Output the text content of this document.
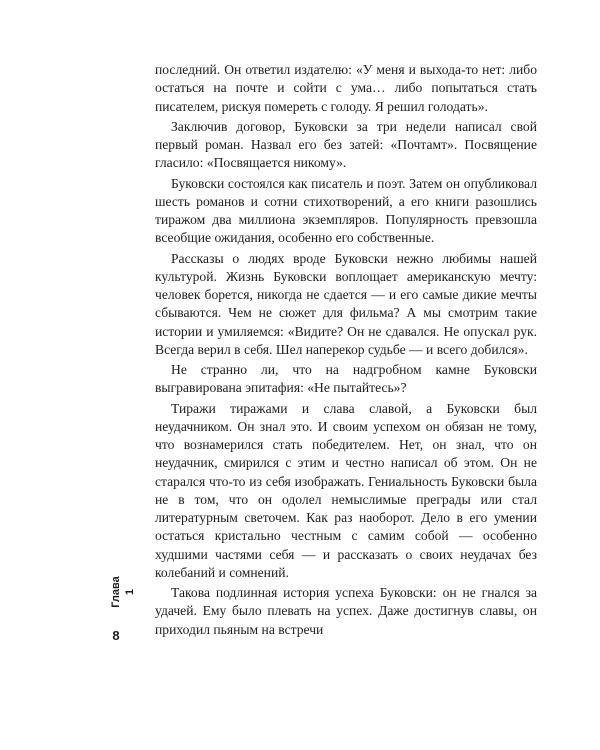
последний. Он ответил издателю: «У меня и выхода-то нет: либо остаться на почте и сойти с ума… либо попытаться стать писателем, рискуя помереть с голоду. Я решил голодать».

Заключив договор, Буковски за три недели написал свой первый роман. Назвал его без затей: «Почтамт». Посвящение гласило: «Посвящается никому».

Буковски состоялся как писатель и поэт. Затем он опубликовал шесть романов и сотни стихотворений, а его книги разошлись тиражом два миллиона экземпляров. Популярность превзошла всеобщие ожидания, особенно его собственные.

Рассказы о людях вроде Буковски нежно любимы нашей культурой. Жизнь Буковски воплощает американскую мечту: человек борется, никогда не сдается — и его самые дикие мечты сбываются. Чем не сюжет для фильма? А мы смотрим такие истории и умиляемся: «Видите? Он не сдавался. Не опускал рук. Всегда верил в себя. Шел наперекор судьбе — и всего добился».

Не странно ли, что на надгробном камне Буковски выгравирована эпитафия: «Не пытайтесь»?

Тиражи тиражами и слава славой, а Буковски был неудачником. Он знал это. И своим успехом он обязан не тому, что вознамерился стать победителем. Нет, он знал, что он неудачник, смирился с этим и честно написал об этом. Он не старался что-то из себя изображать. Гениальность Буковски была не в том, что он одолел немыслимые преграды или стал литературным светочем. Как раз наоборот. Дело в его умении остаться кристально честным с самим собой — особенно худшими частями себя — и рассказать о своих неудачах без колебаний и сомнений.

Такова подлинная история успеха Буковски: он не гнался за удачей. Ему было плевать на успех. Даже достигнув славы, он приходил пьяным на встречи

Глава 1
8
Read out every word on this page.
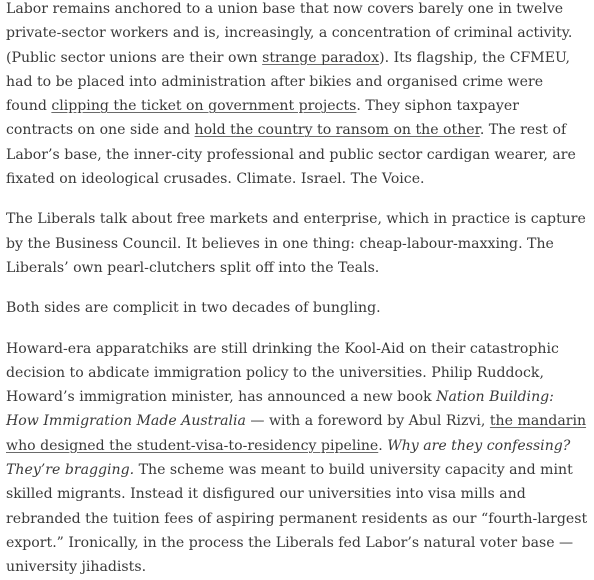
Labor remains anchored to a union base that now covers barely one in twelve private-sector workers and is, increasingly, a concentration of criminal activity. (Public sector unions are their own strange paradox). Its flagship, the CFMEU, had to be placed into administration after bikies and organised crime were found clipping the ticket on government projects. They siphon taxpayer contracts on one side and hold the country to ransom on the other. The rest of Labor’s base, the inner-city professional and public sector cardigan wearer, are fixated on ideological crusades. Climate. Israel. The Voice.

The Liberals talk about free markets and enterprise, which in practice is capture by the Business Council. It believes in one thing: cheap-labour-maxxing. The Liberals’ own pearl-clutchers split off into the Teals.

Both sides are complicit in two decades of bungling.

Howard-era apparatchiks are still drinking the Kool-Aid on their catastrophic decision to abdicate immigration policy to the universities. Philip Ruddock, Howard’s immigration minister, has announced a new book Nation Building: How Immigration Made Australia — with a foreword by Abul Rizvi, the mandarin who designed the student-visa-to-residency pipeline. Why are they confessing? They’re bragging. The scheme was meant to build university capacity and mint skilled migrants. Instead it disfigured our universities into visa mills and rebranded the tuition fees of aspiring permanent residents as our “fourth-largest export.” Ironically, in the process the Liberals fed Labor’s natural voter base — university jihadists.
_ _ _ _ _
Only the number is wanted: how many lines in the data include the word "написал"?

## REPLY TO THE TASK
2